------ Records for this task ------
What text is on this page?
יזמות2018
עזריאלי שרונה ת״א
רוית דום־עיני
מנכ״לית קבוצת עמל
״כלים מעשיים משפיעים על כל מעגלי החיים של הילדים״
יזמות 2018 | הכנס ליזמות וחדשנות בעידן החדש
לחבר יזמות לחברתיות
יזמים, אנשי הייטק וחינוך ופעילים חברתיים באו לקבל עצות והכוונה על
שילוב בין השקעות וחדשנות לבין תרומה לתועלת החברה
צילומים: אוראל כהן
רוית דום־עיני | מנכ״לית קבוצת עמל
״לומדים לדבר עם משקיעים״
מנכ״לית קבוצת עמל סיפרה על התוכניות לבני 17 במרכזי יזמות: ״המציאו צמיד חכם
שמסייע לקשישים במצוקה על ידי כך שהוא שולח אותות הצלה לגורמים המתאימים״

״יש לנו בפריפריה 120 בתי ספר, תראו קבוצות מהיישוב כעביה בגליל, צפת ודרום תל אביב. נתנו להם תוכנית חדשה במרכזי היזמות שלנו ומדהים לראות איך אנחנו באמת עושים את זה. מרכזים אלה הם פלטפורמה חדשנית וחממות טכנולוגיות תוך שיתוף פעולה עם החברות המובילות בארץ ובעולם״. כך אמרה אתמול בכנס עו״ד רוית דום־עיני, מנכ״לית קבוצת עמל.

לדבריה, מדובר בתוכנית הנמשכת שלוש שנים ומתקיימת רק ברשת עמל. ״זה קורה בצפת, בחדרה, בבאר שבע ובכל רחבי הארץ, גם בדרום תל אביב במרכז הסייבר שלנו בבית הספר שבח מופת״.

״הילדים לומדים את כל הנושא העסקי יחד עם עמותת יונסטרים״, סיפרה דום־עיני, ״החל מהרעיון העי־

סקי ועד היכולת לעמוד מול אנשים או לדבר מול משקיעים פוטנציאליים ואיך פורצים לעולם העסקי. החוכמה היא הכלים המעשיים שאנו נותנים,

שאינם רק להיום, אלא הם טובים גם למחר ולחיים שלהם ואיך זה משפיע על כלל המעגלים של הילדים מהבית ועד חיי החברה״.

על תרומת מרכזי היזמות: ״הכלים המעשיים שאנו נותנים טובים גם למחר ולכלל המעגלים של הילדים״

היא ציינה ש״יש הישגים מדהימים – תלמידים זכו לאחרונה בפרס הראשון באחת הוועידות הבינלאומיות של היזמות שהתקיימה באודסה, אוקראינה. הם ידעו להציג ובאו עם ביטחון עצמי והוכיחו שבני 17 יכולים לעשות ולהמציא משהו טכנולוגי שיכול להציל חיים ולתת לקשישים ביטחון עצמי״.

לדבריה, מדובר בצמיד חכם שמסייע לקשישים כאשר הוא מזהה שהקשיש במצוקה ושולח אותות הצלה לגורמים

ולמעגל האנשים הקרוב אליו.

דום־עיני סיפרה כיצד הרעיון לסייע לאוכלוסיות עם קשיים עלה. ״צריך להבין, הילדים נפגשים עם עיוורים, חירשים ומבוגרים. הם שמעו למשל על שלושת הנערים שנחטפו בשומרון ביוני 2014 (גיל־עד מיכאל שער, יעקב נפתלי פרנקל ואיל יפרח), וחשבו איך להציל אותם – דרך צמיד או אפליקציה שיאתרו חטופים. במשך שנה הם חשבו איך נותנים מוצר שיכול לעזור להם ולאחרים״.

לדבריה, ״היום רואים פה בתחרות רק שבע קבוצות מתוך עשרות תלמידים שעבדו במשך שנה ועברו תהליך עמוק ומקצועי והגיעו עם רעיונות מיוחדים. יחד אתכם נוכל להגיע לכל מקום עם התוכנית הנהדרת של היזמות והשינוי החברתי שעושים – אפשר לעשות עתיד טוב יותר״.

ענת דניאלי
------
*Short task*.
Report only the number of lines that hold the string "טובים" in this listing.

*Exercise result*.
2